EXERCISE REQUIREMENTS:
Repeat the listing in full, preserving every character.

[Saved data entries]
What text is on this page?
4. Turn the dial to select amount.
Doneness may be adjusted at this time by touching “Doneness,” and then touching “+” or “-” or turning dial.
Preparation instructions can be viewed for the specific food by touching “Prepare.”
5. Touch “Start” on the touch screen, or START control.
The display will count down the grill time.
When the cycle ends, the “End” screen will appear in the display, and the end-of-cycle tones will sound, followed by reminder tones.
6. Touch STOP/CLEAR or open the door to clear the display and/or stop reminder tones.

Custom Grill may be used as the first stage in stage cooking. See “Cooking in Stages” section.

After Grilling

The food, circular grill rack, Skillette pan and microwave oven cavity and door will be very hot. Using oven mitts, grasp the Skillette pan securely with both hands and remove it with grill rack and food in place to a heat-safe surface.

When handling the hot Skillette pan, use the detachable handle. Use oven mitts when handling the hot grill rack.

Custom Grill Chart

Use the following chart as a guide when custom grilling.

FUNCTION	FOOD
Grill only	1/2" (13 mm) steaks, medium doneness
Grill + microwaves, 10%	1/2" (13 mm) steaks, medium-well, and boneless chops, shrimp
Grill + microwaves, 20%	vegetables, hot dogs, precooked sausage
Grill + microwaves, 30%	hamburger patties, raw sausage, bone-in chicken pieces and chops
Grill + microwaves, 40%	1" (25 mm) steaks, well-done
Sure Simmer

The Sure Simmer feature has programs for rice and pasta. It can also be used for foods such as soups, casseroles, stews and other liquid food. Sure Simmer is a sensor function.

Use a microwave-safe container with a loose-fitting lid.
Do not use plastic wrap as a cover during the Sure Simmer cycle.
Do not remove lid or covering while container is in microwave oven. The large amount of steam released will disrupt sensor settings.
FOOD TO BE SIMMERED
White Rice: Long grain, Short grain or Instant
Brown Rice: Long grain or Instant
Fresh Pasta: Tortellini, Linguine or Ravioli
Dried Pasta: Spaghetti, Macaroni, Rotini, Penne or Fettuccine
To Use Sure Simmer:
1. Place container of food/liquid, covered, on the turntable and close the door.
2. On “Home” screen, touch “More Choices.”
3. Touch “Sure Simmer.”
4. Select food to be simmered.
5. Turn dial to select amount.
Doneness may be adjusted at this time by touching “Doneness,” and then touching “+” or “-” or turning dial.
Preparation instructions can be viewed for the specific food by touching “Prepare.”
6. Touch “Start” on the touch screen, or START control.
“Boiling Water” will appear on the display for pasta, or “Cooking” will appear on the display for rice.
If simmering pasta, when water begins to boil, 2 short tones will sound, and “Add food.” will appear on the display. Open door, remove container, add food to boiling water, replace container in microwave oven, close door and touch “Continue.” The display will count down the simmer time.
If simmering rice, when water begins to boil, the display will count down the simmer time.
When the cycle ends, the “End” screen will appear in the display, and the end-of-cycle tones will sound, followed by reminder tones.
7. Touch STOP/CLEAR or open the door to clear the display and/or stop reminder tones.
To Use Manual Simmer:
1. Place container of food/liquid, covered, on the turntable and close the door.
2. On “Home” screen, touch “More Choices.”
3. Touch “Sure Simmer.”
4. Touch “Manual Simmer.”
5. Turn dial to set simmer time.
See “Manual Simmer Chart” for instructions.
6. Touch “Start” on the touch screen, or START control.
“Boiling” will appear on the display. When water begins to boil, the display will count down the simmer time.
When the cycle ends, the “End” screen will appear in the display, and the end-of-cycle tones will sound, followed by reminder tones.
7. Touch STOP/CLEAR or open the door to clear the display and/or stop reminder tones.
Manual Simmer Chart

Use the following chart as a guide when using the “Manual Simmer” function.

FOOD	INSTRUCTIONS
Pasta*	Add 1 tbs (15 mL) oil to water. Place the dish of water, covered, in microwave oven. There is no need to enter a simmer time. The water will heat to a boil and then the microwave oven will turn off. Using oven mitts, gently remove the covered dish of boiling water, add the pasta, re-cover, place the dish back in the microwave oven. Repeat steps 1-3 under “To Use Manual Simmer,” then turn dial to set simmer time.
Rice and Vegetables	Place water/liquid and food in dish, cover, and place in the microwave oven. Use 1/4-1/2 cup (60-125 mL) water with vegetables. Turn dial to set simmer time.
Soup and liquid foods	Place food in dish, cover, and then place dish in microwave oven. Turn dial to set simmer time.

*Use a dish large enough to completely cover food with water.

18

SOLUTION FOR THIS PROBLEM:
What text is on this page?
4. Turn the dial to select amount.
Doneness may be adjusted at this time by touching “Doneness,” and then touching “+” or “-” or turning dial.
Preparation instructions can be viewed for the specific food by touching “Prepare.”
5. Touch “Start” on the touch screen, or START control.
The display will count down the grill time.
When the cycle ends, the “End” screen will appear in the display, and the end-of-cycle tones will sound, followed by reminder tones.
6. Touch STOP/CLEAR or open the door to clear the display and/or stop reminder tones.

Custom Grill may be used as the first stage in stage cooking. See “Cooking in Stages” section.

After Grilling

The food, circular grill rack, Skillette pan and microwave oven cavity and door will be very hot. Using oven mitts, grasp the Skillette pan securely with both hands and remove it with grill rack and food in place to a heat-safe surface.

When handling the hot Skillette pan, use the detachable handle. Use oven mitts when handling the hot grill rack.

Custom Grill Chart

Use the following chart as a guide when custom grilling.

FUNCTION	FOOD
Grill only	1/2" (13 mm) steaks, medium doneness
Grill + microwaves, 10%	1/2" (13 mm) steaks, medium-well, and boneless chops, shrimp
Grill + microwaves, 20%	vegetables, hot dogs, precooked sausage
Grill + microwaves, 30%	hamburger patties, raw sausage, bone-in chicken pieces and chops
Grill + microwaves, 40%	1" (25 mm) steaks, well-done
Sure Simmer

The Sure Simmer feature has programs for rice and pasta. It can also be used for foods such as soups, casseroles, stews and other liquid food. Sure Simmer is a sensor function.

Use a microwave-safe container with a loose-fitting lid.
Do not use plastic wrap as a cover during the Sure Simmer cycle.
Do not remove lid or covering while container is in microwave oven. The large amount of steam released will disrupt sensor settings.
FOOD TO BE SIMMERED
White Rice: Long grain, Short grain or Instant
Brown Rice: Long grain or Instant
Fresh Pasta: Tortellini, Linguine or Ravioli
Dried Pasta: Spaghetti, Macaroni, Rotini, Penne or Fettuccine
To Use Sure Simmer:
1. Place container of food/liquid, covered, on the turntable and close the door.
2. On “Home” screen, touch “More Choices.”
3. Touch “Sure Simmer.”
4. Select food to be simmered.
5. Turn dial to select amount.
Doneness may be adjusted at this time by touching “Doneness,” and then touching “+” or “-” or turning dial.
Preparation instructions can be viewed for the specific food by touching “Prepare.”
6. Touch “Start” on the touch screen, or START control.
“Boiling Water” will appear on the display for pasta, or “Cooking” will appear on the display for rice.
If simmering pasta, when water begins to boil, 2 short tones will sound, and “Add food.” will appear on the display. Open door, remove container, add food to boiling water, replace container in microwave oven, close door and touch “Continue.” The display will count down the simmer time.
If simmering rice, when water begins to boil, the display will count down the simmer time.
When the cycle ends, the “End” screen will appear in the display, and the end-of-cycle tones will sound, followed by reminder tones.
7. Touch STOP/CLEAR or open the door to clear the display and/or stop reminder tones.
To Use Manual Simmer:
1. Place container of food/liquid, covered, on the turntable and close the door.
2. On “Home” screen, touch “More Choices.”
3. Touch “Sure Simmer.”
4. Touch “Manual Simmer.”
5. Turn dial to set simmer time.
See “Manual Simmer Chart” for instructions.
6. Touch “Start” on the touch screen, or START control.
“Boiling” will appear on the display. When water begins to boil, the display will count down the simmer time.
When the cycle ends, the “End” screen will appear in the display, and the end-of-cycle tones will sound, followed by reminder tones.
7. Touch STOP/CLEAR or open the door to clear the display and/or stop reminder tones.
Manual Simmer Chart

Use the following chart as a guide when using the “Manual Simmer” function.

FOOD	INSTRUCTIONS
Pasta*	Add 1 tbs (15 mL) oil to water. Place the dish of water, covered, in microwave oven. There is no need to enter a simmer time. The water will heat to a boil and then the microwave oven will turn off. Using oven mitts, gently remove the covered dish of boiling water, add the pasta, re-cover, place the dish back in the microwave oven. Repeat steps 1-3 under “To Use Manual Simmer,” then turn dial to set simmer time.
Rice and Vegetables	Place water/liquid and food in dish, cover, and place in the microwave oven. Use 1/4-1/2 cup (60-125 mL) water with vegetables. Turn dial to set simmer time.
Soup and liquid foods	Place food in dish, cover, and then place dish in microwave oven. Turn dial to set simmer time.

*Use a dish large enough to completely cover food with water.

18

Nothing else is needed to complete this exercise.